▸ Set task: Write out all of the data without omission, exactly as shown.

▸ Record list:
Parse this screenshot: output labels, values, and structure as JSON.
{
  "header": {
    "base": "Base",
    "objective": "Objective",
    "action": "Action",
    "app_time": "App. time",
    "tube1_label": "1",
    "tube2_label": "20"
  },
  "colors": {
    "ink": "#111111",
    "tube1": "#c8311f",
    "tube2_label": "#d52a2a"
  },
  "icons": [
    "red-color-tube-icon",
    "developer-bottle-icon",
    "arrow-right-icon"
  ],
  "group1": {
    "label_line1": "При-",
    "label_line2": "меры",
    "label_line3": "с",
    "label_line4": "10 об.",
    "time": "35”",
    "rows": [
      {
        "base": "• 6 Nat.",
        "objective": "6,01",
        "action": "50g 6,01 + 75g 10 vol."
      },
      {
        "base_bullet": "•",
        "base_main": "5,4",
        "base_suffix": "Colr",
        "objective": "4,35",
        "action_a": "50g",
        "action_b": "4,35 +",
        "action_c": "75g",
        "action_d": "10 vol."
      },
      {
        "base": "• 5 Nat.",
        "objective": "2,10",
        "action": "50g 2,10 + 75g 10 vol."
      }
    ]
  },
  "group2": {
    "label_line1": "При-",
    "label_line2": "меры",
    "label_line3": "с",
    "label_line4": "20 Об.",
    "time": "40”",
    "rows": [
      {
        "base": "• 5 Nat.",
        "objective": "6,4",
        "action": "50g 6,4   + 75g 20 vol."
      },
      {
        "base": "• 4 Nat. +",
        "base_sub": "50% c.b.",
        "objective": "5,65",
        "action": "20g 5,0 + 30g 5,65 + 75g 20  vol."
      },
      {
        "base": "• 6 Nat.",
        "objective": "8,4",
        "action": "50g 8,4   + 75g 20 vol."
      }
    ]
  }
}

▸ Solution for this problem:
Parse this screenshot: output labels, values, and structure as JSON.
{
  "header": {
    "base": "Base",
    "objective": "Objective",
    "action": "Action",
    "app_time": "App. time",
    "tube1_label": "1",
    "tube2_label": "20"
  },
  "colors": {
    "ink": "#111111",
    "tube1": "#c8311f",
    "tube2_label": "#d52a2a"
  },
  "icons": [
    "red-color-tube-icon",
    "developer-bottle-icon",
    "arrow-right-icon"
  ],
  "group1": {
    "label_line1": "При-",
    "label_line2": "меры",
    "label_line3": "с",
    "label_line4": "10 об.",
    "time": "35”",
    "rows": [
      {
        "base": "• 6 Nat.",
        "objective": "6,01",
        "action": "50g 6,01 + 75g 10 vol."
      },
      {
        "base_bullet": "•",
        "base_main": "5,4",
        "base_suffix": "Colr",
        "objective": "4,35",
        "action_a": "50g",
        "action_b": "4,35 +",
        "action_c": "75g",
        "action_d": "10 vol."
      },
      {
        "base": "• 5 Nat.",
        "objective": "2,10",
        "action": "50g 2,10 + 75g 10 vol."
      }
    ]
  },
  "group2": {
    "label_line1": "При-",
    "label_line2": "меры",
    "label_line3": "с",
    "label_line4": "20 Об.",
    "time": "40”",
    "rows": [
      {
        "base": "• 5 Nat.",
        "objective": "6,4",
        "action": "50g 6,4   + 75g 20 vol."
      },
      {
        "base": "• 4 Nat. +",
        "base_sub": "50% c.b.",
        "objective": "5,65",
        "action": "20g 5,0 + 30g 5,65 + 75g 20  vol."
      },
      {
        "base": "• 6 Nat.",
        "objective": "8,4",
        "action": "50g 8,4   + 75g 20 vol."
      }
    ]
  }
}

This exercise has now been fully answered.